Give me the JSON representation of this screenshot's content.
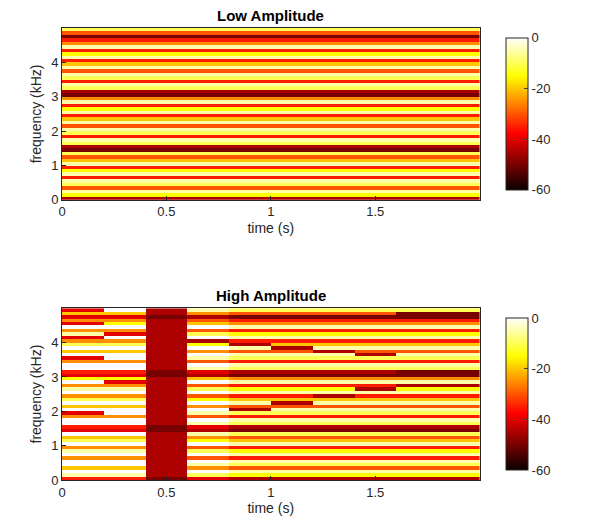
{
  "chart_data": [
    {
      "type": "heatmap",
      "title": "Low Amplitude",
      "x_label": "time (s)",
      "y_label": "frequency (kHz)",
      "x": [
        0.5,
        1.5
      ],
      "y": [
        0.05,
        0.15,
        0.25,
        0.35,
        0.45,
        0.55,
        0.65,
        0.75,
        0.85,
        0.95,
        1.05,
        1.15,
        1.25,
        1.35,
        1.45,
        1.55,
        1.65,
        1.75,
        1.85,
        1.95,
        2.05,
        2.15,
        2.25,
        2.35,
        2.45,
        2.55,
        2.65,
        2.75,
        2.85,
        2.95,
        3.05,
        3.15,
        3.25,
        3.35,
        3.45,
        3.55,
        3.65,
        3.75,
        3.85,
        3.95,
        4.05,
        4.15,
        4.25,
        4.35,
        4.45,
        4.55,
        4.65,
        4.75,
        4.85,
        4.95
      ],
      "z": [
        [
          -45,
          -45
        ],
        [
          -15,
          -15
        ],
        [
          -5,
          -5
        ],
        [
          -30,
          -30
        ],
        [
          -10,
          -10
        ],
        [
          -5,
          -5
        ],
        [
          -35,
          -35
        ],
        [
          -5,
          -5
        ],
        [
          -15,
          -15
        ],
        [
          -35,
          -35
        ],
        [
          -5,
          -5
        ],
        [
          -20,
          -20
        ],
        [
          -30,
          -30
        ],
        [
          -10,
          -10
        ],
        [
          -50,
          -50
        ],
        [
          -45,
          -45
        ],
        [
          -10,
          -10
        ],
        [
          -5,
          -5
        ],
        [
          -35,
          -35
        ],
        [
          -10,
          -10
        ],
        [
          -5,
          -5
        ],
        [
          -30,
          -30
        ],
        [
          -5,
          -5
        ],
        [
          -20,
          -20
        ],
        [
          -35,
          -35
        ],
        [
          -5,
          -5
        ],
        [
          -15,
          -15
        ],
        [
          -35,
          -35
        ],
        [
          -5,
          -5
        ],
        [
          -25,
          -25
        ],
        [
          -50,
          -50
        ],
        [
          -45,
          -45
        ],
        [
          -10,
          -10
        ],
        [
          -5,
          -5
        ],
        [
          -35,
          -35
        ],
        [
          -10,
          -10
        ],
        [
          -5,
          -5
        ],
        [
          -30,
          -30
        ],
        [
          -5,
          -5
        ],
        [
          -20,
          -20
        ],
        [
          -35,
          -35
        ],
        [
          -5,
          -5
        ],
        [
          -15,
          -15
        ],
        [
          -35,
          -35
        ],
        [
          -5,
          -5
        ],
        [
          -25,
          -25
        ],
        [
          -35,
          -35
        ],
        [
          -50,
          -50
        ],
        [
          -30,
          -30
        ],
        [
          -10,
          -10
        ]
      ],
      "xlim": [
        0,
        2
      ],
      "ylim": [
        0,
        5
      ],
      "xticks": [
        0,
        0.5,
        1,
        1.5
      ],
      "yticks": [
        0,
        1,
        2,
        3,
        4
      ],
      "colorbar_range": [
        -60,
        0
      ],
      "colorbar_ticks": [
        0,
        -20,
        -40,
        -60
      ]
    },
    {
      "type": "heatmap",
      "title": "High Amplitude",
      "x_label": "time (s)",
      "y_label": "frequency (kHz)",
      "x": [
        0.1,
        0.3,
        0.5,
        0.7,
        0.9,
        1.1,
        1.3,
        1.5,
        1.7,
        1.9
      ],
      "y": [
        0.05,
        0.15,
        0.25,
        0.35,
        0.45,
        0.55,
        0.65,
        0.75,
        0.85,
        0.95,
        1.05,
        1.15,
        1.25,
        1.35,
        1.45,
        1.55,
        1.65,
        1.75,
        1.85,
        1.95,
        2.05,
        2.15,
        2.25,
        2.35,
        2.45,
        2.55,
        2.65,
        2.75,
        2.85,
        2.95,
        3.05,
        3.15,
        3.25,
        3.35,
        3.45,
        3.55,
        3.65,
        3.75,
        3.85,
        3.95,
        4.05,
        4.15,
        4.25,
        4.35,
        4.45,
        4.55,
        4.65,
        4.75,
        4.85,
        4.95
      ],
      "z": [
        [
          -35,
          -35,
          -50,
          -40,
          -45,
          -45,
          -45,
          -45,
          -45,
          -45
        ],
        [
          -5,
          -5,
          -45,
          -10,
          -15,
          -15,
          -15,
          -15,
          -15,
          -15
        ],
        [
          0,
          0,
          -45,
          0,
          -5,
          -5,
          -5,
          -5,
          -5,
          -5
        ],
        [
          -20,
          -20,
          -45,
          -25,
          -30,
          -30,
          -30,
          -30,
          -30,
          -30
        ],
        [
          0,
          0,
          -45,
          -5,
          -10,
          -10,
          -10,
          -10,
          -10,
          -10
        ],
        [
          0,
          0,
          -45,
          0,
          -5,
          -5,
          -5,
          -5,
          -5,
          -5
        ],
        [
          -25,
          -25,
          -45,
          -30,
          -35,
          -35,
          -35,
          -35,
          -35,
          -35
        ],
        [
          0,
          0,
          -45,
          0,
          -5,
          -5,
          -5,
          -5,
          -5,
          -5
        ],
        [
          -5,
          -5,
          -45,
          -10,
          -15,
          -15,
          -15,
          -15,
          -15,
          -15
        ],
        [
          -25,
          -25,
          -45,
          -30,
          -35,
          -35,
          -35,
          -35,
          -35,
          -35
        ],
        [
          0,
          0,
          -45,
          0,
          -5,
          -5,
          -5,
          -5,
          -5,
          -5
        ],
        [
          -10,
          -10,
          -45,
          -15,
          -20,
          -20,
          -20,
          -20,
          -20,
          -20
        ],
        [
          -20,
          -20,
          -45,
          -25,
          -30,
          -30,
          -30,
          -30,
          -30,
          -30
        ],
        [
          0,
          0,
          -45,
          -5,
          -10,
          -10,
          -10,
          -10,
          -10,
          -10
        ],
        [
          -40,
          -40,
          -50,
          -45,
          -50,
          -50,
          -50,
          -50,
          -50,
          -50
        ],
        [
          -35,
          -35,
          -50,
          -40,
          -45,
          -45,
          -45,
          -45,
          -45,
          -45
        ],
        [
          0,
          0,
          -45,
          -5,
          -10,
          -10,
          -10,
          -10,
          -10,
          -10
        ],
        [
          0,
          0,
          -45,
          0,
          -5,
          -5,
          -5,
          -5,
          -5,
          -5
        ],
        [
          -25,
          -25,
          -45,
          -30,
          -35,
          -35,
          -35,
          -35,
          -35,
          -35
        ],
        [
          -40,
          0,
          -45,
          -5,
          -10,
          -10,
          -10,
          -10,
          -10,
          -10
        ],
        [
          0,
          0,
          -45,
          0,
          -45,
          -5,
          -5,
          -5,
          -5,
          -5
        ],
        [
          -20,
          -20,
          -45,
          -25,
          -30,
          -30,
          -30,
          -30,
          -30,
          -30
        ],
        [
          0,
          0,
          -45,
          0,
          -5,
          -45,
          -5,
          -5,
          -5,
          -5
        ],
        [
          -10,
          -10,
          -45,
          -15,
          -20,
          -20,
          -20,
          -20,
          -20,
          -20
        ],
        [
          -25,
          -25,
          -45,
          -30,
          -35,
          -35,
          -45,
          -35,
          -35,
          -35
        ],
        [
          0,
          0,
          -45,
          0,
          -5,
          -5,
          -5,
          -5,
          -5,
          -5
        ],
        [
          -5,
          -5,
          -45,
          -10,
          -15,
          -15,
          -15,
          -45,
          -15,
          -15
        ],
        [
          -25,
          -25,
          -45,
          -30,
          -35,
          -35,
          -35,
          -35,
          -45,
          -45
        ],
        [
          0,
          -40,
          -45,
          0,
          -5,
          -5,
          -5,
          -5,
          -5,
          -5
        ],
        [
          -15,
          -15,
          -45,
          -20,
          -25,
          -25,
          -25,
          -25,
          -25,
          -25
        ],
        [
          -40,
          -40,
          -50,
          -45,
          -50,
          -50,
          -50,
          -50,
          -50,
          -50
        ],
        [
          -35,
          -35,
          -50,
          -40,
          -45,
          -45,
          -45,
          -45,
          -50,
          -50
        ],
        [
          0,
          0,
          -45,
          -5,
          -10,
          -10,
          -10,
          -10,
          -10,
          -10
        ],
        [
          0,
          0,
          -45,
          0,
          -5,
          -5,
          -5,
          -5,
          -5,
          -5
        ],
        [
          -25,
          -25,
          -45,
          -30,
          -35,
          -35,
          -35,
          -35,
          -35,
          -35
        ],
        [
          -40,
          0,
          -45,
          -5,
          -10,
          -10,
          -10,
          -10,
          -10,
          -10
        ],
        [
          0,
          0,
          -45,
          0,
          -5,
          -5,
          -5,
          -45,
          -5,
          -5
        ],
        [
          -20,
          -20,
          -45,
          -25,
          -30,
          -30,
          -45,
          -30,
          -30,
          -30
        ],
        [
          0,
          0,
          -45,
          0,
          -5,
          -45,
          -5,
          -5,
          -5,
          -5
        ],
        [
          -10,
          -10,
          -45,
          -15,
          -45,
          -20,
          -20,
          -20,
          -20,
          -20
        ],
        [
          -25,
          -25,
          -45,
          -45,
          -35,
          -35,
          -35,
          -35,
          -35,
          -35
        ],
        [
          -40,
          0,
          -45,
          0,
          -5,
          -5,
          -5,
          -5,
          -5,
          -5
        ],
        [
          -5,
          -40,
          -45,
          -10,
          -15,
          -15,
          -15,
          -15,
          -15,
          -15
        ],
        [
          -25,
          -25,
          -45,
          -30,
          -35,
          -35,
          -35,
          -35,
          -35,
          -35
        ],
        [
          0,
          0,
          -45,
          0,
          -5,
          -5,
          -5,
          -5,
          -5,
          -5
        ],
        [
          -40,
          -15,
          -45,
          -20,
          -25,
          -25,
          -25,
          -25,
          -25,
          -25
        ],
        [
          -25,
          -25,
          -45,
          -30,
          -35,
          -35,
          -35,
          -35,
          -35,
          -35
        ],
        [
          -40,
          -40,
          -50,
          -45,
          -50,
          -50,
          -50,
          -50,
          -50,
          -50
        ],
        [
          -20,
          -20,
          -45,
          -25,
          -30,
          -30,
          -30,
          -30,
          -50,
          -50
        ],
        [
          -40,
          0,
          -45,
          -5,
          -10,
          -10,
          -10,
          -10,
          -10,
          -10
        ]
      ],
      "xlim": [
        0,
        2
      ],
      "ylim": [
        0,
        5
      ],
      "xticks": [
        0,
        0.5,
        1,
        1.5
      ],
      "yticks": [
        0,
        1,
        2,
        3,
        4
      ],
      "colorbar_range": [
        -60,
        0
      ],
      "colorbar_ticks": [
        0,
        -20,
        -40,
        -60
      ]
    }
  ]
}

(What you have to do): Identify each line in the entries with the word "title" and copy it.

(Solution to this task):
      "title": "Low Amplitude",
      "title": "High Amplitude",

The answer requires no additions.